(Chart and figure data)

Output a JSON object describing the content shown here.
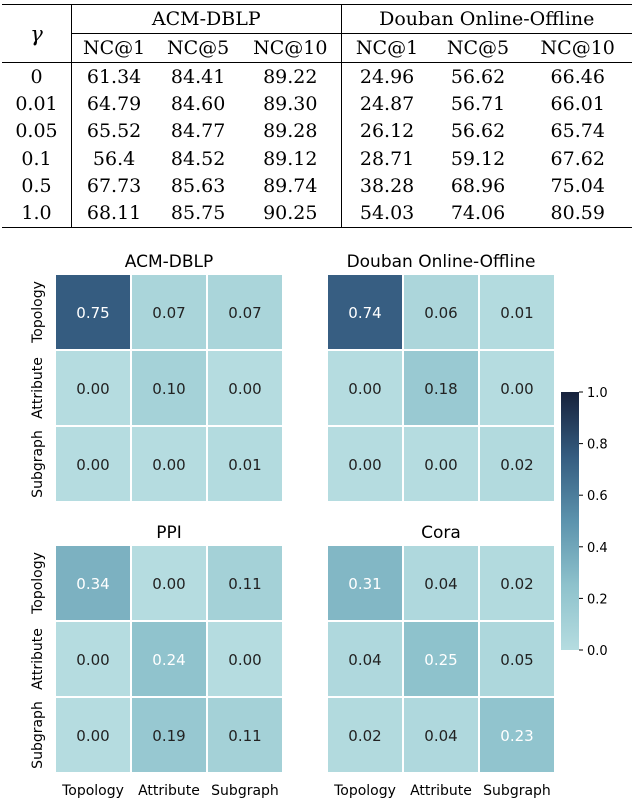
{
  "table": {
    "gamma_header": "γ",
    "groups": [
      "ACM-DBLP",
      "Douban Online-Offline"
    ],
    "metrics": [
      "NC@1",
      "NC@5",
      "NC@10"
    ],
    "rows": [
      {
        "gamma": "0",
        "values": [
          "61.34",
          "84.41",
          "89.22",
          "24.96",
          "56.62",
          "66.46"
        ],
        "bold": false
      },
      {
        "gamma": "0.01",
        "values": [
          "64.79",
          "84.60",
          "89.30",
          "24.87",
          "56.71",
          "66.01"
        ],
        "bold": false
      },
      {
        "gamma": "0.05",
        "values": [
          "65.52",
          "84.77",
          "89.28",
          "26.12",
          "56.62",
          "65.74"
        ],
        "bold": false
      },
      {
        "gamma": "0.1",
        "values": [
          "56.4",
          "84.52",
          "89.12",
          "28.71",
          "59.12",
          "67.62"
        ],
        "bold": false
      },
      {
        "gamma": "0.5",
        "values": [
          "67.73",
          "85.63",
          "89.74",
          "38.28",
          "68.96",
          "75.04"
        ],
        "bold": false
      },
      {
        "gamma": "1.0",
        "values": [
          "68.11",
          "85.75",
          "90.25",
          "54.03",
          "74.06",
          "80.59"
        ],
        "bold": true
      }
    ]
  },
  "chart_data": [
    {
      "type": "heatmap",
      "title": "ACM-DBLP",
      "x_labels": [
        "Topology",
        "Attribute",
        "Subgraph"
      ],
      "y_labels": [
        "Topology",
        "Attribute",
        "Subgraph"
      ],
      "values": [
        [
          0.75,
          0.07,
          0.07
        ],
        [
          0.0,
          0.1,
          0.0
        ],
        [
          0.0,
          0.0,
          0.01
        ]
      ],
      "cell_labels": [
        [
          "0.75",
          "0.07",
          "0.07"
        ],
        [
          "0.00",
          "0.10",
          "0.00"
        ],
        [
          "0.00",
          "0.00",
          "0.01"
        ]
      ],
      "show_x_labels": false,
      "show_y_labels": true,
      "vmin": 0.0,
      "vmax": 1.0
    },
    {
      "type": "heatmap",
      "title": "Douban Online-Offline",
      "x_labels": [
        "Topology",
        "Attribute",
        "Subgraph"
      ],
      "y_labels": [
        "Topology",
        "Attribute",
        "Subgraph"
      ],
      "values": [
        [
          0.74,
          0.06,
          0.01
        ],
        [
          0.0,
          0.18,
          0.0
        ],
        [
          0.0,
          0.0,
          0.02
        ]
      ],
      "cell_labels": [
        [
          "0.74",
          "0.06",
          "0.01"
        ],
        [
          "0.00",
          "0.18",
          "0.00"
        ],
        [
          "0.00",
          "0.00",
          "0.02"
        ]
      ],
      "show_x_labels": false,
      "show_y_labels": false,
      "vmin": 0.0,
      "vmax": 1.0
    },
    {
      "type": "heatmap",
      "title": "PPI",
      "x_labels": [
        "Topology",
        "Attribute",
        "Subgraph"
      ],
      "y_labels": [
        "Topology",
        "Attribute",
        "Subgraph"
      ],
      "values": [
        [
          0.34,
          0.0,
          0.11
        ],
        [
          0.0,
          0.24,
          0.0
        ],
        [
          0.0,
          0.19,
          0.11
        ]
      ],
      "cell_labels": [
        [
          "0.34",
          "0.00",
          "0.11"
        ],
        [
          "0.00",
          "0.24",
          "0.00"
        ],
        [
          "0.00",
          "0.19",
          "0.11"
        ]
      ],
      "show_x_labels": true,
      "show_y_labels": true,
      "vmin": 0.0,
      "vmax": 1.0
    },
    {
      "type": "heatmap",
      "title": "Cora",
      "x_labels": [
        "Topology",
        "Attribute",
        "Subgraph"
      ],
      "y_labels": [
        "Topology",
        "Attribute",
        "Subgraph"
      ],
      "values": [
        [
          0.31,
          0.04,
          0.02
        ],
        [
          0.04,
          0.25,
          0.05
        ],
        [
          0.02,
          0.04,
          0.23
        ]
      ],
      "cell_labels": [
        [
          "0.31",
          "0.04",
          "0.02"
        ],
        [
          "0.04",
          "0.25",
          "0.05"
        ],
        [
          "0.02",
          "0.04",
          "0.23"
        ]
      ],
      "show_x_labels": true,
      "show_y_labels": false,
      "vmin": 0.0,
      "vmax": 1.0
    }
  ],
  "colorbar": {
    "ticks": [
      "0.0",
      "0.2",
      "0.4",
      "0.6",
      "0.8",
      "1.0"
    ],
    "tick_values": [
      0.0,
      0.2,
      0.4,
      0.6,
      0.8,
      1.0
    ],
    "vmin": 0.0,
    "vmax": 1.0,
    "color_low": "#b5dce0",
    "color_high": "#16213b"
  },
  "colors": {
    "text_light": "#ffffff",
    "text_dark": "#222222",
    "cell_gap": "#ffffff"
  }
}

## Task
Among the lines above, how many contain the string "Douban"? State the number alone.

## Response to this exercise
2